| Required task |
All of the listing below must be repeated word for word. Pictures are the only thing to omit.

| Material provided |
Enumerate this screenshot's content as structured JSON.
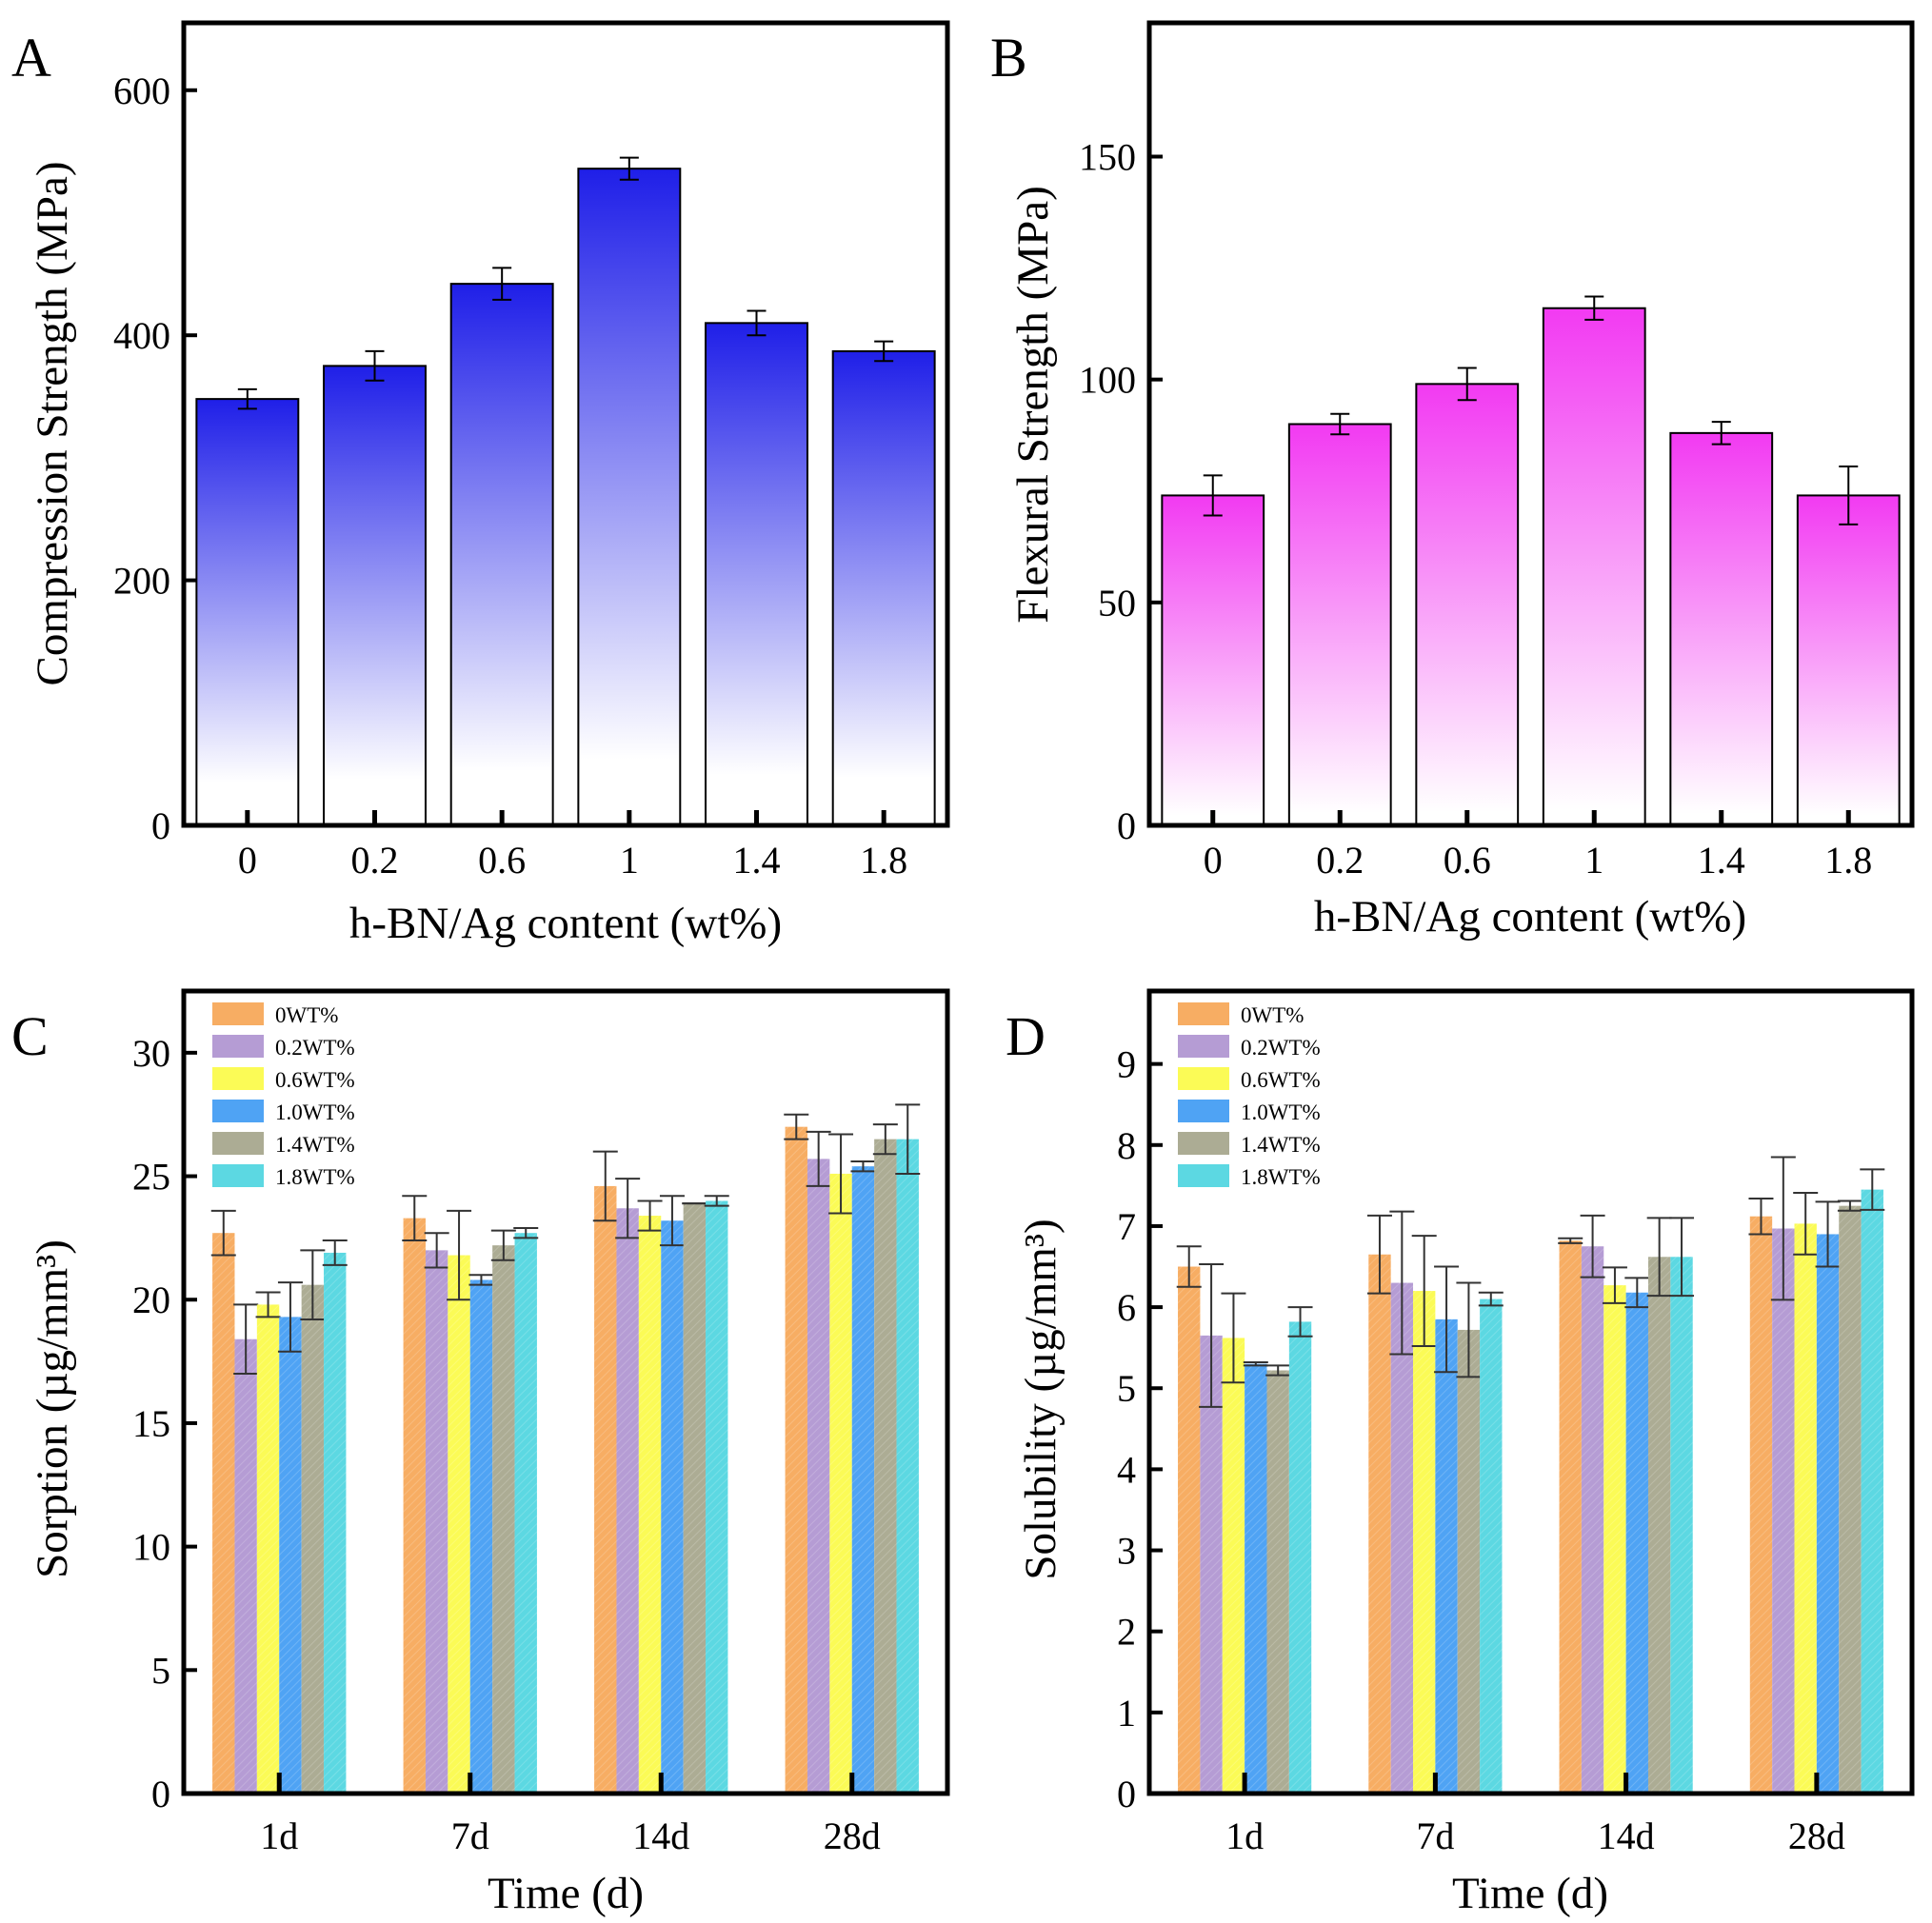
{
  "figure": {
    "panels": [
      "A",
      "B",
      "C",
      "D"
    ]
  },
  "colors": {
    "panel_a_top": "#1f1fe8",
    "panel_b_top": "#f23af2",
    "groups": [
      "#f7ad63",
      "#b59cd4",
      "#fbfb56",
      "#4fa3f4",
      "#acac94",
      "#5cd8e2"
    ]
  },
  "chart_data": [
    {
      "panel": "A",
      "type": "bar",
      "categories": [
        "0",
        "0.2",
        "0.6",
        "1",
        "1.4",
        "1.8"
      ],
      "values": [
        348,
        375,
        442,
        536,
        410,
        387
      ],
      "errors": [
        8,
        12,
        13,
        9,
        10,
        8
      ],
      "ylabel": "Compression Strength (MPa)",
      "xlabel": "h-BN/Ag content (wt%)",
      "ylim": [
        0,
        655
      ],
      "yticks": [
        0,
        200,
        400,
        600
      ],
      "ytick_labels": [
        "0",
        "200",
        "400",
        "600"
      ]
    },
    {
      "panel": "B",
      "type": "bar",
      "categories": [
        "0",
        "0.2",
        "0.6",
        "1",
        "1.4",
        "1.8"
      ],
      "values": [
        74,
        90,
        99,
        116,
        88,
        74
      ],
      "errors": [
        4.5,
        2.3,
        3.6,
        2.6,
        2.5,
        6.5
      ],
      "ylabel": "Flexural Strength (MPa)",
      "xlabel": "h-BN/Ag content (wt%)",
      "ylim": [
        0,
        180
      ],
      "yticks": [
        0,
        50,
        100,
        150
      ],
      "ytick_labels": [
        "0",
        "50",
        "100",
        "150"
      ]
    },
    {
      "panel": "C",
      "type": "bar",
      "categories": [
        "1d",
        "7d",
        "14d",
        "28d"
      ],
      "series": [
        {
          "name": "0WT%",
          "values": [
            22.7,
            23.3,
            24.6,
            27.0
          ],
          "errors": [
            0.9,
            0.9,
            1.4,
            0.5
          ]
        },
        {
          "name": "0.2WT%",
          "values": [
            18.4,
            22.0,
            23.7,
            25.7
          ],
          "errors": [
            1.4,
            0.7,
            1.2,
            1.1
          ]
        },
        {
          "name": "0.6WT%",
          "values": [
            19.8,
            21.8,
            23.4,
            25.1
          ],
          "errors": [
            0.5,
            1.8,
            0.6,
            1.6
          ]
        },
        {
          "name": "1.0WT%",
          "values": [
            19.3,
            20.8,
            23.2,
            25.4
          ],
          "errors": [
            1.4,
            0.2,
            1.0,
            0.2
          ]
        },
        {
          "name": "1.4WT%",
          "values": [
            20.6,
            22.2,
            23.9,
            26.5
          ],
          "errors": [
            1.4,
            0.6,
            0.0,
            0.6
          ]
        },
        {
          "name": "1.8WT%",
          "values": [
            21.9,
            22.7,
            24.0,
            26.5
          ],
          "errors": [
            0.5,
            0.2,
            0.2,
            1.4
          ]
        }
      ],
      "ylabel": "Sorption (µg/mm³)",
      "xlabel": "Time (d)",
      "ylim": [
        0,
        32.5
      ],
      "yticks": [
        0,
        5,
        10,
        15,
        20,
        25,
        30
      ],
      "ytick_labels": [
        "0",
        "5",
        "10",
        "15",
        "20",
        "25",
        "30"
      ]
    },
    {
      "panel": "D",
      "type": "bar",
      "categories": [
        "1d",
        "7d",
        "14d",
        "28d"
      ],
      "series": [
        {
          "name": "0WT%",
          "values": [
            6.5,
            6.65,
            6.82,
            7.12
          ],
          "errors": [
            0.25,
            0.48,
            0.03,
            0.22
          ]
        },
        {
          "name": "0.2WT%",
          "values": [
            5.65,
            6.3,
            6.75,
            6.97
          ],
          "errors": [
            0.88,
            0.88,
            0.38,
            0.88
          ]
        },
        {
          "name": "0.6WT%",
          "values": [
            5.62,
            6.2,
            6.27,
            7.03
          ],
          "errors": [
            0.55,
            0.68,
            0.22,
            0.38
          ]
        },
        {
          "name": "1.0WT%",
          "values": [
            5.3,
            5.85,
            6.18,
            6.9
          ],
          "errors": [
            0.02,
            0.65,
            0.18,
            0.4
          ]
        },
        {
          "name": "1.4WT%",
          "values": [
            5.22,
            5.72,
            6.62,
            7.25
          ],
          "errors": [
            0.06,
            0.58,
            0.48,
            0.06
          ]
        },
        {
          "name": "1.8WT%",
          "values": [
            5.82,
            6.1,
            6.62,
            7.45
          ],
          "errors": [
            0.18,
            0.08,
            0.48,
            0.25
          ]
        }
      ],
      "ylabel": "Solubility (µg/mm³)",
      "xlabel": "Time (d)",
      "ylim": [
        0,
        9.9
      ],
      "yticks": [
        0,
        1,
        2,
        3,
        4,
        5,
        6,
        7,
        8,
        9
      ],
      "ytick_labels": [
        "0",
        "1",
        "2",
        "3",
        "4",
        "5",
        "6",
        "7",
        "8",
        "9"
      ]
    }
  ]
}
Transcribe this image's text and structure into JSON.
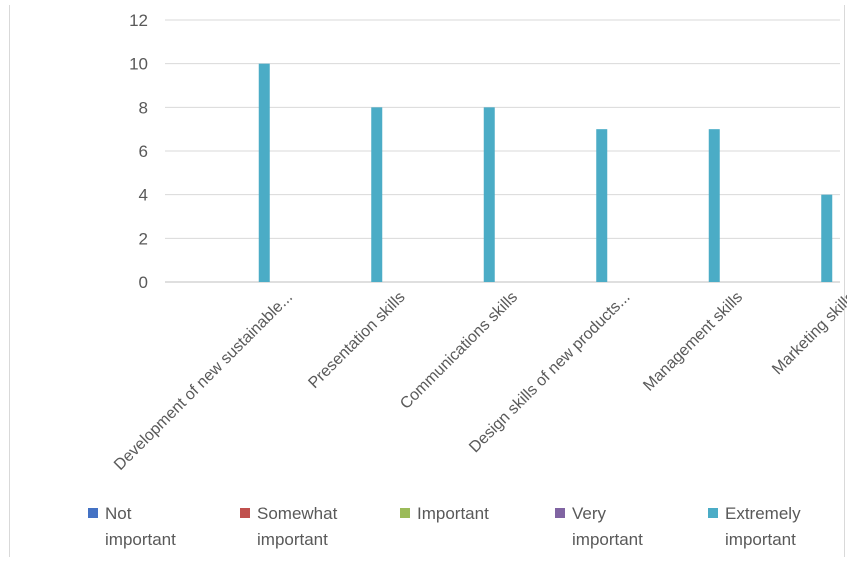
{
  "chart_data": {
    "type": "bar",
    "categories": [
      "Development of new sustainable...",
      "Presentation skills",
      "Communications skills",
      "Design skills of new products...",
      "Management skills",
      "Marketing skills"
    ],
    "series": [
      {
        "name": "Not important",
        "color": "#4472c4",
        "values": [
          0,
          0,
          0,
          0,
          0,
          0
        ]
      },
      {
        "name": "Somewhat important",
        "color": "#c0504d",
        "values": [
          0,
          0,
          0,
          0,
          0,
          0
        ]
      },
      {
        "name": "Important",
        "color": "#9bbb59",
        "values": [
          0,
          0,
          0,
          0,
          0,
          0
        ]
      },
      {
        "name": "Very important",
        "color": "#8064a2",
        "values": [
          0,
          0,
          0,
          0,
          0,
          0
        ]
      },
      {
        "name": "Extremely important",
        "color": "#4bacc6",
        "values": [
          10,
          8,
          8,
          7,
          7,
          4
        ]
      }
    ],
    "legend": [
      {
        "lines": [
          "Not",
          "important"
        ]
      },
      {
        "lines": [
          "Somewhat",
          "important"
        ]
      },
      {
        "lines": [
          "Important"
        ]
      },
      {
        "lines": [
          "Very",
          "important"
        ]
      },
      {
        "lines": [
          "Extremely",
          "important"
        ]
      }
    ],
    "yticks": [
      "0",
      "2",
      "4",
      "6",
      "8",
      "10",
      "12"
    ],
    "ylim": [
      0,
      12
    ],
    "grid": true,
    "legend_position": "bottom"
  }
}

| Answer to this problem |
Enumerate this screenshot's content as structured JSON.
{
  "figure": {
    "panels": [
      "A",
      "B",
      "C",
      "D"
    ]
  },
  "colors": {
    "panel_a_top": "#1f1fe8",
    "panel_b_top": "#f23af2",
    "groups": [
      "#f7ad63",
      "#b59cd4",
      "#fbfb56",
      "#4fa3f4",
      "#acac94",
      "#5cd8e2"
    ]
  },
  "chart_data": [
    {
      "panel": "A",
      "type": "bar",
      "categories": [
        "0",
        "0.2",
        "0.6",
        "1",
        "1.4",
        "1.8"
      ],
      "values": [
        348,
        375,
        442,
        536,
        410,
        387
      ],
      "errors": [
        8,
        12,
        13,
        9,
        10,
        8
      ],
      "ylabel": "Compression Strength (MPa)",
      "xlabel": "h-BN/Ag content (wt%)",
      "ylim": [
        0,
        655
      ],
      "yticks": [
        0,
        200,
        400,
        600
      ],
      "ytick_labels": [
        "0",
        "200",
        "400",
        "600"
      ]
    },
    {
      "panel": "B",
      "type": "bar",
      "categories": [
        "0",
        "0.2",
        "0.6",
        "1",
        "1.4",
        "1.8"
      ],
      "values": [
        74,
        90,
        99,
        116,
        88,
        74
      ],
      "errors": [
        4.5,
        2.3,
        3.6,
        2.6,
        2.5,
        6.5
      ],
      "ylabel": "Flexural Strength (MPa)",
      "xlabel": "h-BN/Ag content (wt%)",
      "ylim": [
        0,
        180
      ],
      "yticks": [
        0,
        50,
        100,
        150
      ],
      "ytick_labels": [
        "0",
        "50",
        "100",
        "150"
      ]
    },
    {
      "panel": "C",
      "type": "bar",
      "categories": [
        "1d",
        "7d",
        "14d",
        "28d"
      ],
      "series": [
        {
          "name": "0WT%",
          "values": [
            22.7,
            23.3,
            24.6,
            27.0
          ],
          "errors": [
            0.9,
            0.9,
            1.4,
            0.5
          ]
        },
        {
          "name": "0.2WT%",
          "values": [
            18.4,
            22.0,
            23.7,
            25.7
          ],
          "errors": [
            1.4,
            0.7,
            1.2,
            1.1
          ]
        },
        {
          "name": "0.6WT%",
          "values": [
            19.8,
            21.8,
            23.4,
            25.1
          ],
          "errors": [
            0.5,
            1.8,
            0.6,
            1.6
          ]
        },
        {
          "name": "1.0WT%",
          "values": [
            19.3,
            20.8,
            23.2,
            25.4
          ],
          "errors": [
            1.4,
            0.2,
            1.0,
            0.2
          ]
        },
        {
          "name": "1.4WT%",
          "values": [
            20.6,
            22.2,
            23.9,
            26.5
          ],
          "errors": [
            1.4,
            0.6,
            0.0,
            0.6
          ]
        },
        {
          "name": "1.8WT%",
          "values": [
            21.9,
            22.7,
            24.0,
            26.5
          ],
          "errors": [
            0.5,
            0.2,
            0.2,
            1.4
          ]
        }
      ],
      "ylabel": "Sorption (µg/mm³)",
      "xlabel": "Time (d)",
      "ylim": [
        0,
        32.5
      ],
      "yticks": [
        0,
        5,
        10,
        15,
        20,
        25,
        30
      ],
      "ytick_labels": [
        "0",
        "5",
        "10",
        "15",
        "20",
        "25",
        "30"
      ]
    },
    {
      "panel": "D",
      "type": "bar",
      "categories": [
        "1d",
        "7d",
        "14d",
        "28d"
      ],
      "series": [
        {
          "name": "0WT%",
          "values": [
            6.5,
            6.65,
            6.82,
            7.12
          ],
          "errors": [
            0.25,
            0.48,
            0.03,
            0.22
          ]
        },
        {
          "name": "0.2WT%",
          "values": [
            5.65,
            6.3,
            6.75,
            6.97
          ],
          "errors": [
            0.88,
            0.88,
            0.38,
            0.88
          ]
        },
        {
          "name": "0.6WT%",
          "values": [
            5.62,
            6.2,
            6.27,
            7.03
          ],
          "errors": [
            0.55,
            0.68,
            0.22,
            0.38
          ]
        },
        {
          "name": "1.0WT%",
          "values": [
            5.3,
            5.85,
            6.18,
            6.9
          ],
          "errors": [
            0.02,
            0.65,
            0.18,
            0.4
          ]
        },
        {
          "name": "1.4WT%",
          "values": [
            5.22,
            5.72,
            6.62,
            7.25
          ],
          "errors": [
            0.06,
            0.58,
            0.48,
            0.06
          ]
        },
        {
          "name": "1.8WT%",
          "values": [
            5.82,
            6.1,
            6.62,
            7.45
          ],
          "errors": [
            0.18,
            0.08,
            0.48,
            0.25
          ]
        }
      ],
      "ylabel": "Solubility (µg/mm³)",
      "xlabel": "Time (d)",
      "ylim": [
        0,
        9.9
      ],
      "yticks": [
        0,
        1,
        2,
        3,
        4,
        5,
        6,
        7,
        8,
        9
      ],
      "ytick_labels": [
        "0",
        "1",
        "2",
        "3",
        "4",
        "5",
        "6",
        "7",
        "8",
        "9"
      ]
    }
  ]
}
Transcribe this image's text and structure into JSON.
{
  "chart_data": {
    "type": "bar",
    "categories": [
      "Development of new sustainable...",
      "Presentation skills",
      "Communications skills",
      "Design skills of new products...",
      "Management skills",
      "Marketing skills"
    ],
    "series": [
      {
        "name": "Not important",
        "color": "#4472c4",
        "values": [
          0,
          0,
          0,
          0,
          0,
          0
        ]
      },
      {
        "name": "Somewhat important",
        "color": "#c0504d",
        "values": [
          0,
          0,
          0,
          0,
          0,
          0
        ]
      },
      {
        "name": "Important",
        "color": "#9bbb59",
        "values": [
          0,
          0,
          0,
          0,
          0,
          0
        ]
      },
      {
        "name": "Very important",
        "color": "#8064a2",
        "values": [
          0,
          0,
          0,
          0,
          0,
          0
        ]
      },
      {
        "name": "Extremely important",
        "color": "#4bacc6",
        "values": [
          10,
          8,
          8,
          7,
          7,
          4
        ]
      }
    ],
    "legend": [
      {
        "lines": [
          "Not",
          "important"
        ]
      },
      {
        "lines": [
          "Somewhat",
          "important"
        ]
      },
      {
        "lines": [
          "Important"
        ]
      },
      {
        "lines": [
          "Very",
          "important"
        ]
      },
      {
        "lines": [
          "Extremely",
          "important"
        ]
      }
    ],
    "yticks": [
      "0",
      "2",
      "4",
      "6",
      "8",
      "10",
      "12"
    ],
    "ylim": [
      0,
      12
    ],
    "grid": true,
    "legend_position": "bottom"
  }
}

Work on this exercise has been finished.